GIVEN REQUEST — List all the lines in these records that hold "structured".

--------------------------------------------------

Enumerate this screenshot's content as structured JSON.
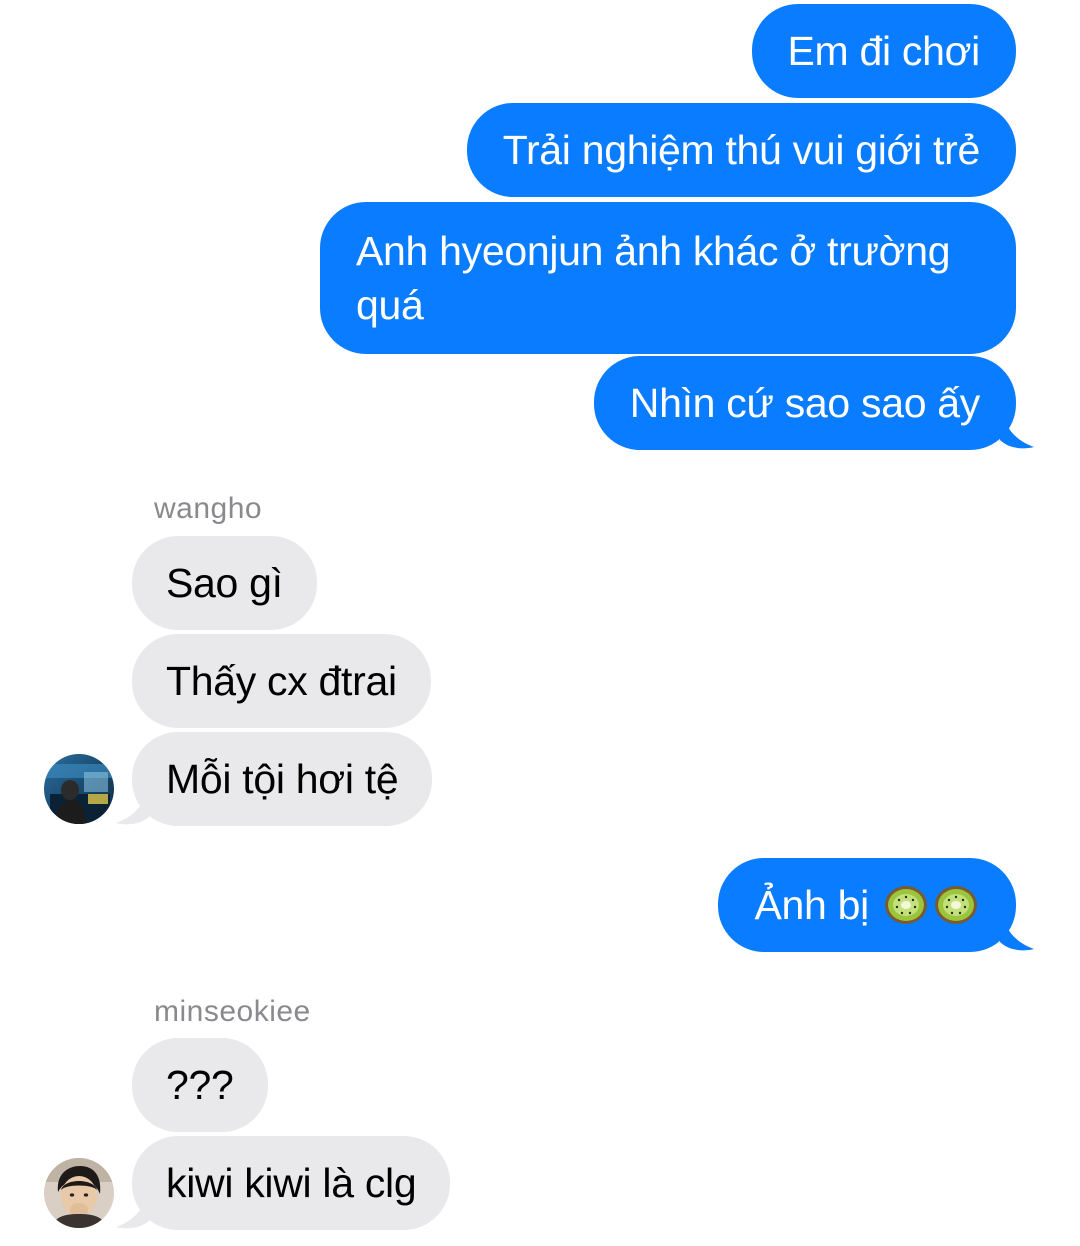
{
  "conversation": {
    "outgoing_1": [
      "Em đi chơi",
      "Trải nghiệm thú vui giới trẻ",
      "Anh hyeonjun ảnh khác ở trường quá",
      "Nhìn cứ sao sao ấy"
    ],
    "sender_1": "wangho",
    "incoming_1": [
      "Sao gì",
      "Thấy cx đtrai",
      "Mỗi tội hơi tệ"
    ],
    "outgoing_2_text": "Ảnh bị ",
    "outgoing_2_emoji": [
      "kiwi-emoji",
      "kiwi-emoji"
    ],
    "sender_2": "minseokiee",
    "incoming_2": [
      "???",
      "kiwi kiwi là clg"
    ]
  },
  "colors": {
    "outgoing_bubble": "#0a7cff",
    "incoming_bubble": "#e9e9eb",
    "sender_name": "#8a8a8e"
  }
}
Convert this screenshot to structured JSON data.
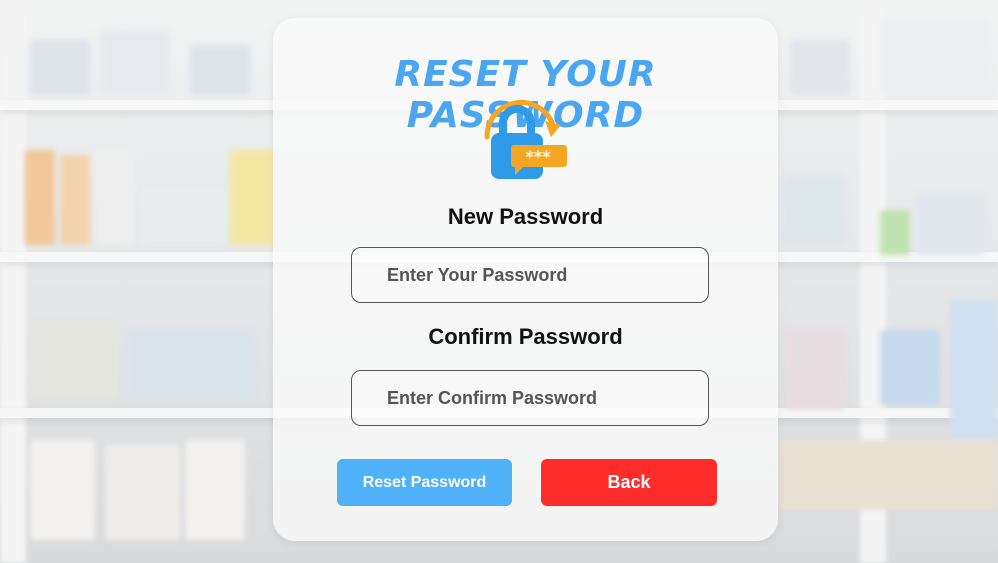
{
  "page": {
    "title": "RESET YOUR PASSWORD"
  },
  "icon": {
    "name": "lock-reset-icon",
    "mask_text": "***"
  },
  "new_password": {
    "label": "New Password",
    "placeholder": "Enter Your Password"
  },
  "confirm_password": {
    "label": "Confirm Password",
    "placeholder": "Enter Confirm Password"
  },
  "buttons": {
    "reset_label": "Reset Password",
    "back_label": "Back"
  },
  "colors": {
    "title": "#4aa6f0",
    "reset_button": "#4fb2f9",
    "back_button": "#ff2c2c",
    "lock_body": "#2f9be8",
    "tag": "#f5a623"
  }
}
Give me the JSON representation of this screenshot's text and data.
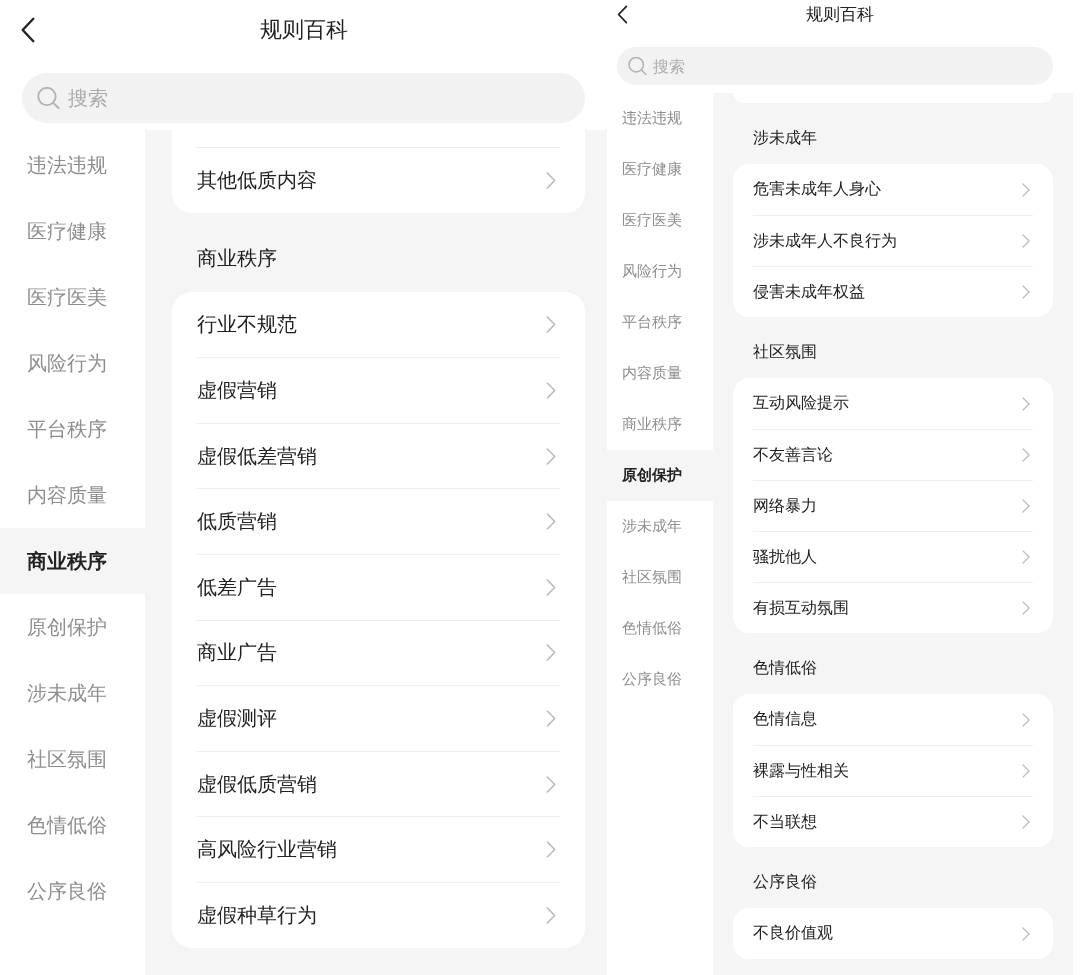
{
  "screens": [
    {
      "header": {
        "title": "规则百科"
      },
      "search": {
        "placeholder": "搜索"
      },
      "sidebar": {
        "items": [
          {
            "label": "违法违规",
            "selected": false
          },
          {
            "label": "医疗健康",
            "selected": false
          },
          {
            "label": "医疗医美",
            "selected": false
          },
          {
            "label": "风险行为",
            "selected": false
          },
          {
            "label": "平台秩序",
            "selected": false
          },
          {
            "label": "内容质量",
            "selected": false
          },
          {
            "label": "商业秩序",
            "selected": true
          },
          {
            "label": "原创保护",
            "selected": false
          },
          {
            "label": "涉未成年",
            "selected": false
          },
          {
            "label": "社区氛围",
            "selected": false
          },
          {
            "label": "色情低俗",
            "selected": false
          },
          {
            "label": "公序良俗",
            "selected": false
          }
        ]
      },
      "content": {
        "sections": [
          {
            "clipped": true,
            "items": [
              {
                "label": "其他低质内容"
              }
            ]
          },
          {
            "clipped": false,
            "title": "商业秩序",
            "items": [
              {
                "label": "行业不规范"
              },
              {
                "label": "虚假营销"
              },
              {
                "label": "虚假低差营销"
              },
              {
                "label": "低质营销"
              },
              {
                "label": "低差广告"
              },
              {
                "label": "商业广告"
              },
              {
                "label": "虚假测评"
              },
              {
                "label": "虚假低质营销"
              },
              {
                "label": "高风险行业营销"
              },
              {
                "label": "虚假种草行为"
              }
            ]
          }
        ]
      }
    },
    {
      "header": {
        "title": "规则百科"
      },
      "search": {
        "placeholder": "搜索"
      },
      "sidebar": {
        "items": [
          {
            "label": "违法违规",
            "selected": false
          },
          {
            "label": "医疗健康",
            "selected": false
          },
          {
            "label": "医疗医美",
            "selected": false
          },
          {
            "label": "风险行为",
            "selected": false
          },
          {
            "label": "平台秩序",
            "selected": false
          },
          {
            "label": "内容质量",
            "selected": false
          },
          {
            "label": "商业秩序",
            "selected": false
          },
          {
            "label": "原创保护",
            "selected": true
          },
          {
            "label": "涉未成年",
            "selected": false
          },
          {
            "label": "社区氛围",
            "selected": false
          },
          {
            "label": "色情低俗",
            "selected": false
          },
          {
            "label": "公序良俗",
            "selected": false
          }
        ]
      },
      "content": {
        "sections": [
          {
            "clipped": true
          },
          {
            "clipped": false,
            "title": "涉未成年",
            "items": [
              {
                "label": "危害未成年人身心"
              },
              {
                "label": "涉未成年人不良行为"
              },
              {
                "label": "侵害未成年权益"
              }
            ]
          },
          {
            "clipped": false,
            "title": "社区氛围",
            "items": [
              {
                "label": "互动风险提示"
              },
              {
                "label": "不友善言论"
              },
              {
                "label": "网络暴力"
              },
              {
                "label": "骚扰他人"
              },
              {
                "label": "有损互动氛围"
              }
            ]
          },
          {
            "clipped": false,
            "title": "色情低俗",
            "items": [
              {
                "label": "色情信息"
              },
              {
                "label": "裸露与性相关"
              },
              {
                "label": "不当联想"
              }
            ]
          },
          {
            "clipped": false,
            "title": "公序良俗",
            "items": [
              {
                "label": "不良价值观"
              }
            ]
          }
        ]
      }
    }
  ]
}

--------------------------------------------------

TASK RESPONSE —
Enumerate this screenshot's content as structured JSON.
Convert this screenshot to structured JSON data.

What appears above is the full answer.